Task details:
Reproduce all entries precisely as they are written.

### Data to process

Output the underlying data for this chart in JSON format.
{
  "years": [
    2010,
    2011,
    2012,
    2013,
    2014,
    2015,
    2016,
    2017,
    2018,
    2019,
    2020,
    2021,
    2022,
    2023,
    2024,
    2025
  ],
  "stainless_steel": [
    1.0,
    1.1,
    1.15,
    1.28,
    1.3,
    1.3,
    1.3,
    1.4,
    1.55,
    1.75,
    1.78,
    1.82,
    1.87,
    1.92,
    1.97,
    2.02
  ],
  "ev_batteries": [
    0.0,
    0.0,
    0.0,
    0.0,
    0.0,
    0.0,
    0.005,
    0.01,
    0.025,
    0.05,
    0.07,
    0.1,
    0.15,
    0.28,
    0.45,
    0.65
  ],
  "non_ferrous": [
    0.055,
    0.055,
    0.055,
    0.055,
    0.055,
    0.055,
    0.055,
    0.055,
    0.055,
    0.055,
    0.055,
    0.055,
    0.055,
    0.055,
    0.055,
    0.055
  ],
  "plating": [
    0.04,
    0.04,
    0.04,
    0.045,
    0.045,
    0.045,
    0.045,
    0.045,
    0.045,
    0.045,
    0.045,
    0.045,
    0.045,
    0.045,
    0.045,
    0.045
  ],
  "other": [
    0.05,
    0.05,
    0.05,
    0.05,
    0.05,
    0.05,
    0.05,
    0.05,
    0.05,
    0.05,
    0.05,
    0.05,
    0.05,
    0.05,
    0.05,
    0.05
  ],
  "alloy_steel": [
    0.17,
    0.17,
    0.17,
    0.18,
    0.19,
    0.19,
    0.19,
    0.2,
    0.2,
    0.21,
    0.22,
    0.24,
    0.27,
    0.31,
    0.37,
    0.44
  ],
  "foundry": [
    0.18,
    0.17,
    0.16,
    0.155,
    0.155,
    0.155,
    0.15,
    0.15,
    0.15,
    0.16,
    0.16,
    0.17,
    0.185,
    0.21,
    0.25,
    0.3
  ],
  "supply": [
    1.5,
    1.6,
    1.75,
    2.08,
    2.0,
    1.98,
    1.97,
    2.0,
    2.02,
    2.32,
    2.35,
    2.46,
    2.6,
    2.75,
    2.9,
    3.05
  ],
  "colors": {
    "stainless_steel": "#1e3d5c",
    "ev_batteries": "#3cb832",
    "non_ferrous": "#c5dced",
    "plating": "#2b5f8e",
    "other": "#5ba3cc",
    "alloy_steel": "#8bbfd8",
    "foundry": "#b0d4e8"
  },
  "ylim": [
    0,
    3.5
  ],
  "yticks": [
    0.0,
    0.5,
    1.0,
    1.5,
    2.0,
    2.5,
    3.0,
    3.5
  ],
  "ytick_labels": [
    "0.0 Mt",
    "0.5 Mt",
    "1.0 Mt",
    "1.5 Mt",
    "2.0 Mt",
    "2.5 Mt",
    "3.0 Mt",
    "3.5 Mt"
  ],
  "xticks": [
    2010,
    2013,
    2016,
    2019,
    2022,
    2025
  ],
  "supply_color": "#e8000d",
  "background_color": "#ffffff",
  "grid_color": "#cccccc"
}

######

Complete response:
Output the underlying data for this chart in JSON format.
{
  "years": [
    2010,
    2011,
    2012,
    2013,
    2014,
    2015,
    2016,
    2017,
    2018,
    2019,
    2020,
    2021,
    2022,
    2023,
    2024,
    2025
  ],
  "stainless_steel": [
    1.0,
    1.1,
    1.15,
    1.28,
    1.3,
    1.3,
    1.3,
    1.4,
    1.55,
    1.75,
    1.78,
    1.82,
    1.87,
    1.92,
    1.97,
    2.02
  ],
  "ev_batteries": [
    0.0,
    0.0,
    0.0,
    0.0,
    0.0,
    0.0,
    0.005,
    0.01,
    0.025,
    0.05,
    0.07,
    0.1,
    0.15,
    0.28,
    0.45,
    0.65
  ],
  "non_ferrous": [
    0.055,
    0.055,
    0.055,
    0.055,
    0.055,
    0.055,
    0.055,
    0.055,
    0.055,
    0.055,
    0.055,
    0.055,
    0.055,
    0.055,
    0.055,
    0.055
  ],
  "plating": [
    0.04,
    0.04,
    0.04,
    0.045,
    0.045,
    0.045,
    0.045,
    0.045,
    0.045,
    0.045,
    0.045,
    0.045,
    0.045,
    0.045,
    0.045,
    0.045
  ],
  "other": [
    0.05,
    0.05,
    0.05,
    0.05,
    0.05,
    0.05,
    0.05,
    0.05,
    0.05,
    0.05,
    0.05,
    0.05,
    0.05,
    0.05,
    0.05,
    0.05
  ],
  "alloy_steel": [
    0.17,
    0.17,
    0.17,
    0.18,
    0.19,
    0.19,
    0.19,
    0.2,
    0.2,
    0.21,
    0.22,
    0.24,
    0.27,
    0.31,
    0.37,
    0.44
  ],
  "foundry": [
    0.18,
    0.17,
    0.16,
    0.155,
    0.155,
    0.155,
    0.15,
    0.15,
    0.15,
    0.16,
    0.16,
    0.17,
    0.185,
    0.21,
    0.25,
    0.3
  ],
  "supply": [
    1.5,
    1.6,
    1.75,
    2.08,
    2.0,
    1.98,
    1.97,
    2.0,
    2.02,
    2.32,
    2.35,
    2.46,
    2.6,
    2.75,
    2.9,
    3.05
  ],
  "colors": {
    "stainless_steel": "#1e3d5c",
    "ev_batteries": "#3cb832",
    "non_ferrous": "#c5dced",
    "plating": "#2b5f8e",
    "other": "#5ba3cc",
    "alloy_steel": "#8bbfd8",
    "foundry": "#b0d4e8"
  },
  "ylim": [
    0,
    3.5
  ],
  "yticks": [
    0.0,
    0.5,
    1.0,
    1.5,
    2.0,
    2.5,
    3.0,
    3.5
  ],
  "ytick_labels": [
    "0.0 Mt",
    "0.5 Mt",
    "1.0 Mt",
    "1.5 Mt",
    "2.0 Mt",
    "2.5 Mt",
    "3.0 Mt",
    "3.5 Mt"
  ],
  "xticks": [
    2010,
    2013,
    2016,
    2019,
    2022,
    2025
  ],
  "supply_color": "#e8000d",
  "background_color": "#ffffff",
  "grid_color": "#cccccc"
}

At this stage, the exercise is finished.